SET EXERCISE: Report the count of lines containing the word "this" in the entries below, and nothing more.

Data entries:
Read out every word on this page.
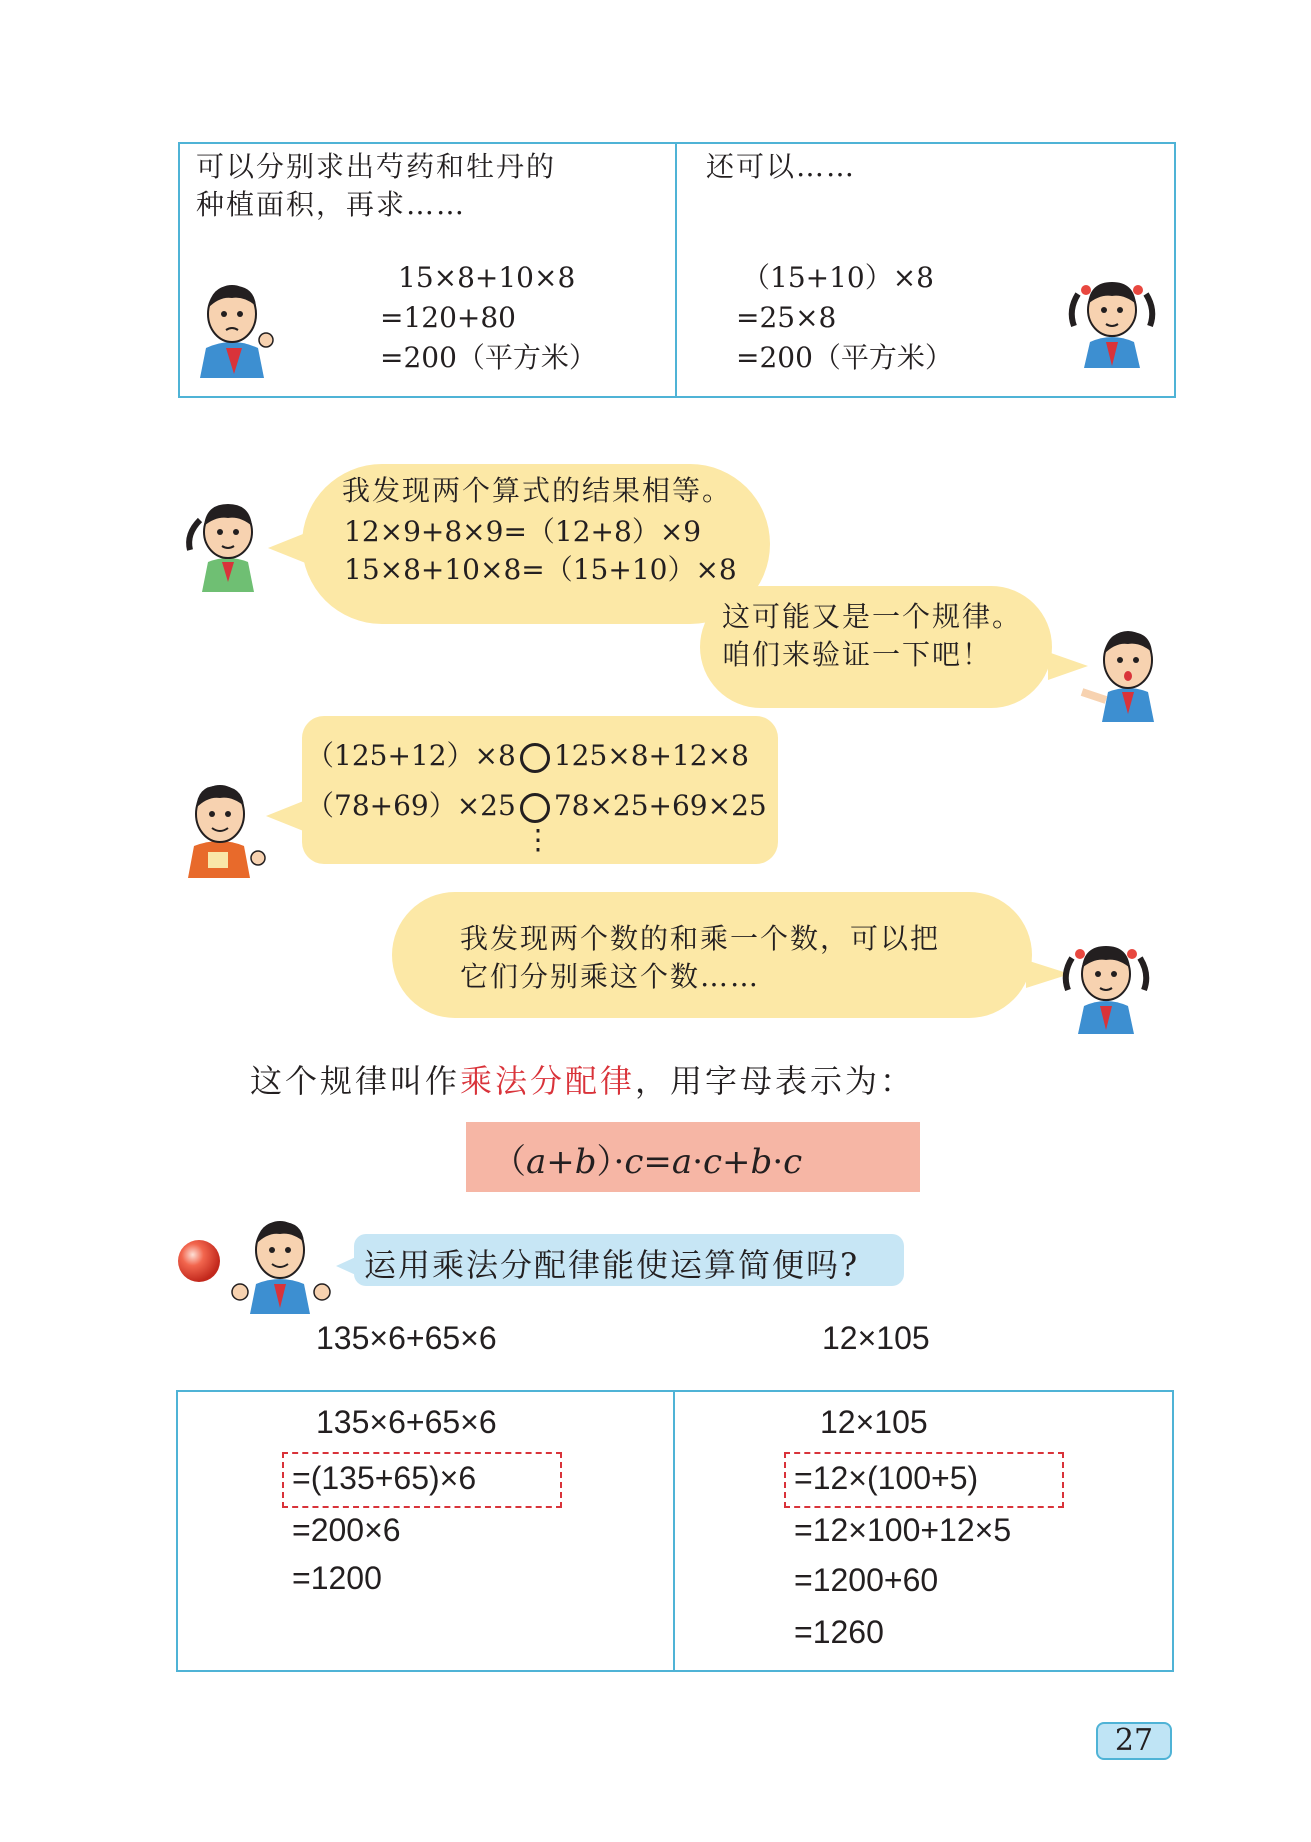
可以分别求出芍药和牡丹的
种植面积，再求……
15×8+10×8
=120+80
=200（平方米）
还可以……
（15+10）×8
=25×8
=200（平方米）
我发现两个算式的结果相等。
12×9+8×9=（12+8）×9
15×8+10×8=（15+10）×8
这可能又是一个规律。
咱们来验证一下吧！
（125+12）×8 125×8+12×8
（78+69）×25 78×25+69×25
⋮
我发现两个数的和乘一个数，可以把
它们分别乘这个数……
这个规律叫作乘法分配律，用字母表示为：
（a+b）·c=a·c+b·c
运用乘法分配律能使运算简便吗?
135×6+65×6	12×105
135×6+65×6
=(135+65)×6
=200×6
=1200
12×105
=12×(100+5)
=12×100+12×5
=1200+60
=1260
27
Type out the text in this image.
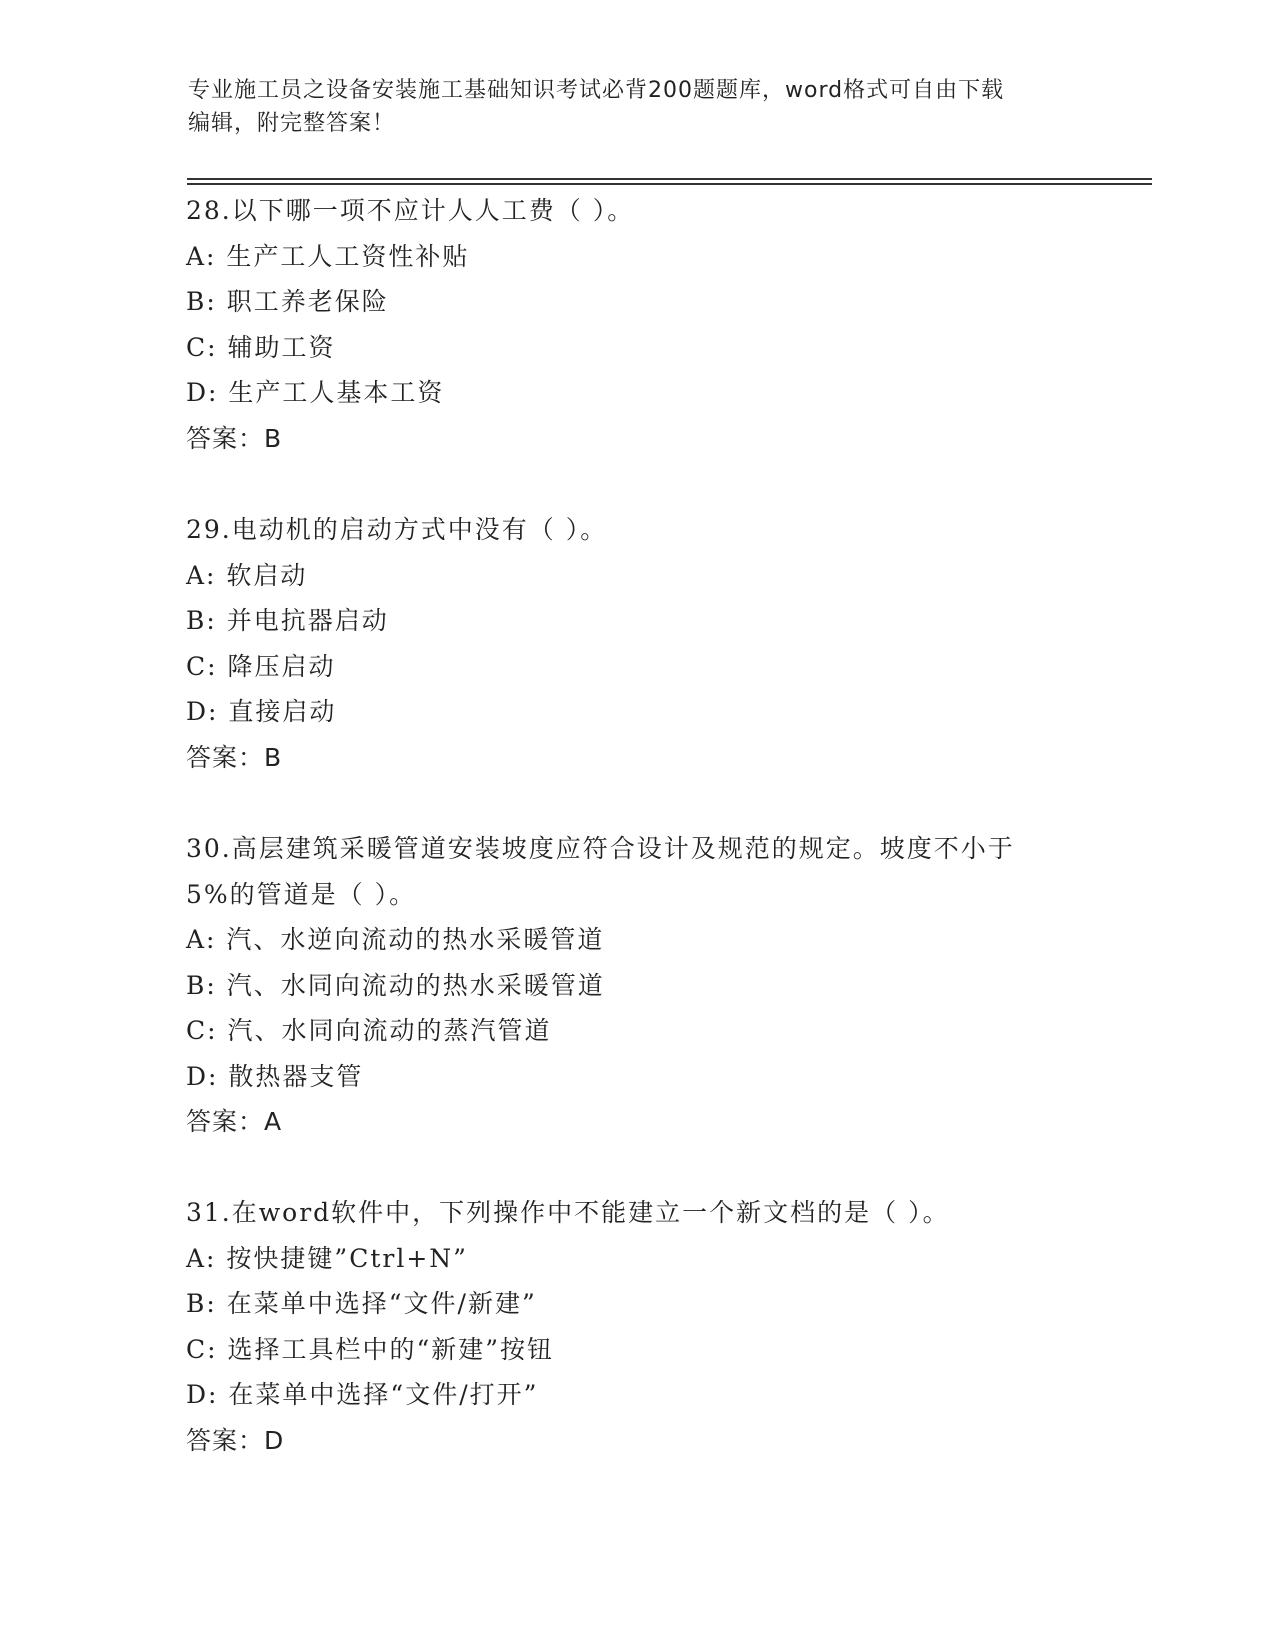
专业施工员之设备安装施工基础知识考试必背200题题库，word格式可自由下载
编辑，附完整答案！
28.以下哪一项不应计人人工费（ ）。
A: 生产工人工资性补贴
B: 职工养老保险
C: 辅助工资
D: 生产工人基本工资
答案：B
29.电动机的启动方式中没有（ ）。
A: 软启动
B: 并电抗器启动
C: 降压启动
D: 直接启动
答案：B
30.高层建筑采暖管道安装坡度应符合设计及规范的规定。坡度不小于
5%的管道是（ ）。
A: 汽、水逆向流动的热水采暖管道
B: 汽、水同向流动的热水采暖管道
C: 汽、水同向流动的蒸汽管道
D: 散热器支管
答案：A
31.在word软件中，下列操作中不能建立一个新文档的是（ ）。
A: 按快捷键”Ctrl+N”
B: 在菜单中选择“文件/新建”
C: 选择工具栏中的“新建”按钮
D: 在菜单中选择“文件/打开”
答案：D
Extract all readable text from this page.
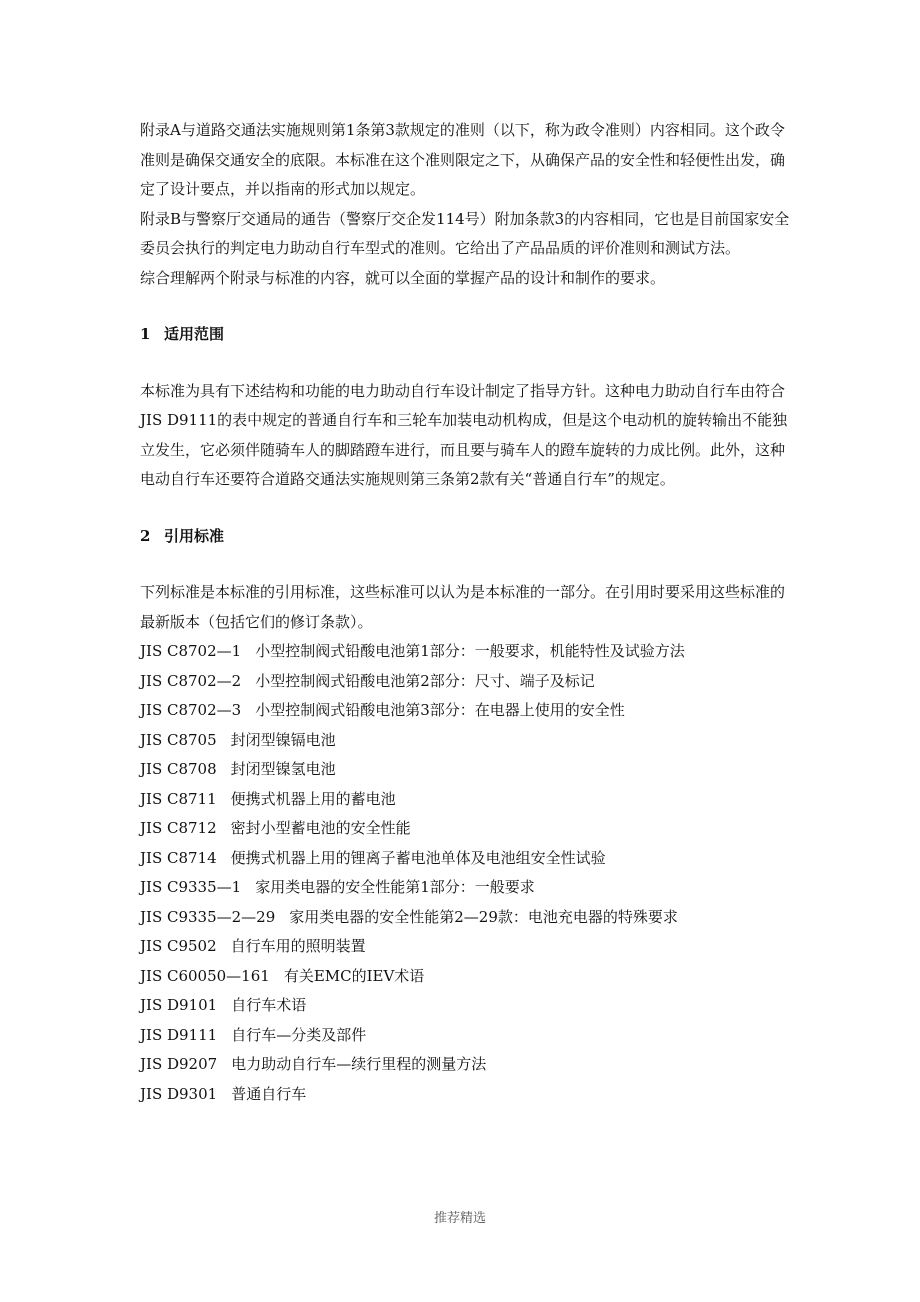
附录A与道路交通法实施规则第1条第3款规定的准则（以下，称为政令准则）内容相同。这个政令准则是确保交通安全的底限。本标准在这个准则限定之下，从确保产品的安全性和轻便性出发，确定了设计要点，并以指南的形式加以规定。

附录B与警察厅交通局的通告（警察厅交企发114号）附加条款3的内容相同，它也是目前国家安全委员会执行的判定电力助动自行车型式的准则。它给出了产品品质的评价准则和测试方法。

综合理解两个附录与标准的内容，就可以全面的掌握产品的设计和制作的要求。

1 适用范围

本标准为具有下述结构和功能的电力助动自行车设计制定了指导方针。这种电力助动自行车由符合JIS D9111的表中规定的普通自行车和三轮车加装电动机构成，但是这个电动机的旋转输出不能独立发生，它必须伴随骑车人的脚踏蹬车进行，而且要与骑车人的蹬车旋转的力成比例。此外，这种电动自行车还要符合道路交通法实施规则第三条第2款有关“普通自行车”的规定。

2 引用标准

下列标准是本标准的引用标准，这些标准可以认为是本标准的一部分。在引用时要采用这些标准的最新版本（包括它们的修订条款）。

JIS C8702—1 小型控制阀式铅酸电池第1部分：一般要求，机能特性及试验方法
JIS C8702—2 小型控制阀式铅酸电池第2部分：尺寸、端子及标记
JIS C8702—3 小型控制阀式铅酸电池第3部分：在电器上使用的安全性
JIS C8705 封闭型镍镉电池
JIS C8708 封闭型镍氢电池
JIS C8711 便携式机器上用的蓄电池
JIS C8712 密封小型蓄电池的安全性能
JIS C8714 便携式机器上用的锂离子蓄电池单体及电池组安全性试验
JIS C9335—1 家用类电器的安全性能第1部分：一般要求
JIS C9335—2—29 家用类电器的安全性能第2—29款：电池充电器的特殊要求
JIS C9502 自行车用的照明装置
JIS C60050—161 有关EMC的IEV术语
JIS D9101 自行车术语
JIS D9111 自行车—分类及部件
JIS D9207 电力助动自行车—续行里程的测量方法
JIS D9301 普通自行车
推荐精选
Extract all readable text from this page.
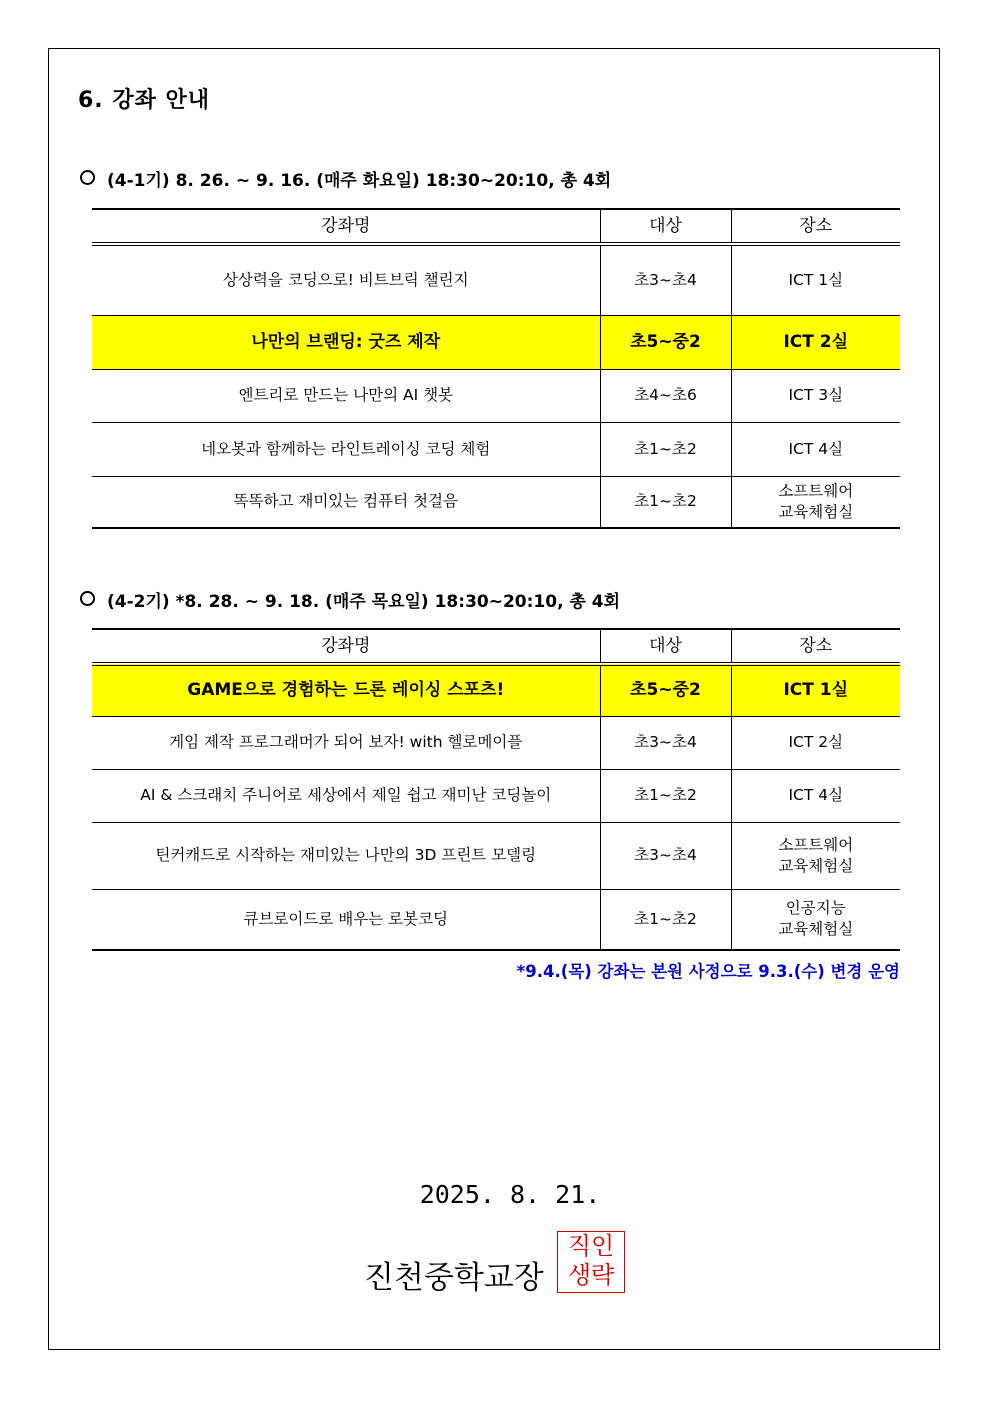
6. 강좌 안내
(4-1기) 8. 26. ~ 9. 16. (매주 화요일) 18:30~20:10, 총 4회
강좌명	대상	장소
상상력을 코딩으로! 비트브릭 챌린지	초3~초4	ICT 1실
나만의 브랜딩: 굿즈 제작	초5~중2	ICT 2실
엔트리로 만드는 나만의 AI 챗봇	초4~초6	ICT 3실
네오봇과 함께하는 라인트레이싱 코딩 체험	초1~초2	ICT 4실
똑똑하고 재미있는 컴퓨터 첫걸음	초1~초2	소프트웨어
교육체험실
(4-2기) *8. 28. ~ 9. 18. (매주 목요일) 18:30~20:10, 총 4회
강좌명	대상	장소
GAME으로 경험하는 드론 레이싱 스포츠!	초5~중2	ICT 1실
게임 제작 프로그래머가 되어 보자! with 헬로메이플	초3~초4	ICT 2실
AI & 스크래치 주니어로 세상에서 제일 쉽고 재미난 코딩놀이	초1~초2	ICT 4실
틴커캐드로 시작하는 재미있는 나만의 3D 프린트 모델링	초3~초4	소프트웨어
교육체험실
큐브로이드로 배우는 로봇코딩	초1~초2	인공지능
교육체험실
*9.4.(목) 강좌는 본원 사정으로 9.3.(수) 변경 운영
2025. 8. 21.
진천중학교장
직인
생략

FULL OUTPUT: 4